What is expected: Search the entries for the word "name" and pull out each line that has it.
* * * * * * *
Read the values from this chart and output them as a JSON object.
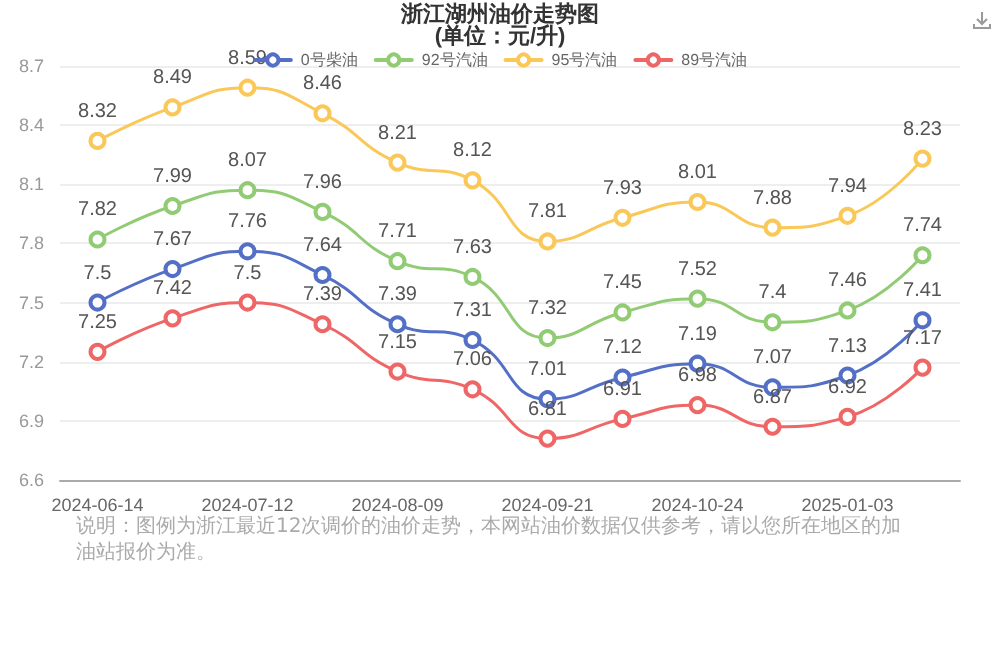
{
  "chart_data": {
    "type": "line",
    "title": "浙江湖州油价走势图",
    "subtitle": "(单位：元/升)",
    "categories": [
      "2024-06-14",
      null,
      "2024-07-12",
      null,
      "2024-08-09",
      null,
      "2024-09-21",
      null,
      "2024-10-24",
      null,
      "2025-01-03",
      null
    ],
    "series": [
      {
        "name": "0号柴油",
        "color": "#5470c6",
        "values": [
          7.5,
          7.67,
          7.76,
          7.64,
          7.39,
          7.31,
          7.01,
          7.12,
          7.19,
          7.07,
          7.13,
          7.41
        ]
      },
      {
        "name": "92号汽油",
        "color": "#91cc75",
        "values": [
          7.82,
          7.99,
          8.07,
          7.96,
          7.71,
          7.63,
          7.32,
          7.45,
          7.52,
          7.4,
          7.46,
          7.74
        ]
      },
      {
        "name": "95号汽油",
        "color": "#fac858",
        "values": [
          8.32,
          8.49,
          8.59,
          8.46,
          8.21,
          8.12,
          7.81,
          7.93,
          8.01,
          7.88,
          7.94,
          8.23
        ]
      },
      {
        "name": "89号汽油",
        "color": "#ee6666",
        "values": [
          7.25,
          7.42,
          7.5,
          7.39,
          7.15,
          7.06,
          6.81,
          6.91,
          6.98,
          6.87,
          6.92,
          7.17
        ]
      }
    ],
    "ylim": [
      6.6,
      8.7
    ],
    "yticks": [
      6.6,
      6.9,
      7.2,
      7.5,
      7.8,
      8.1,
      8.4,
      8.7
    ],
    "grid": "y",
    "legend": "top",
    "marker": "circle",
    "line_style": "solid",
    "data_labels": true,
    "annotations": [
      "说明：图例为浙江最近12次调价的油价走势，本网站油价数据仅供参考，请以您所在地区的加油站报价为准。"
    ]
  }
}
* * * * * * *
Answer to this task:
        "name": "0号柴油",
        "name": "92号汽油",
        "name": "95号汽油",
        "name": "89号汽油",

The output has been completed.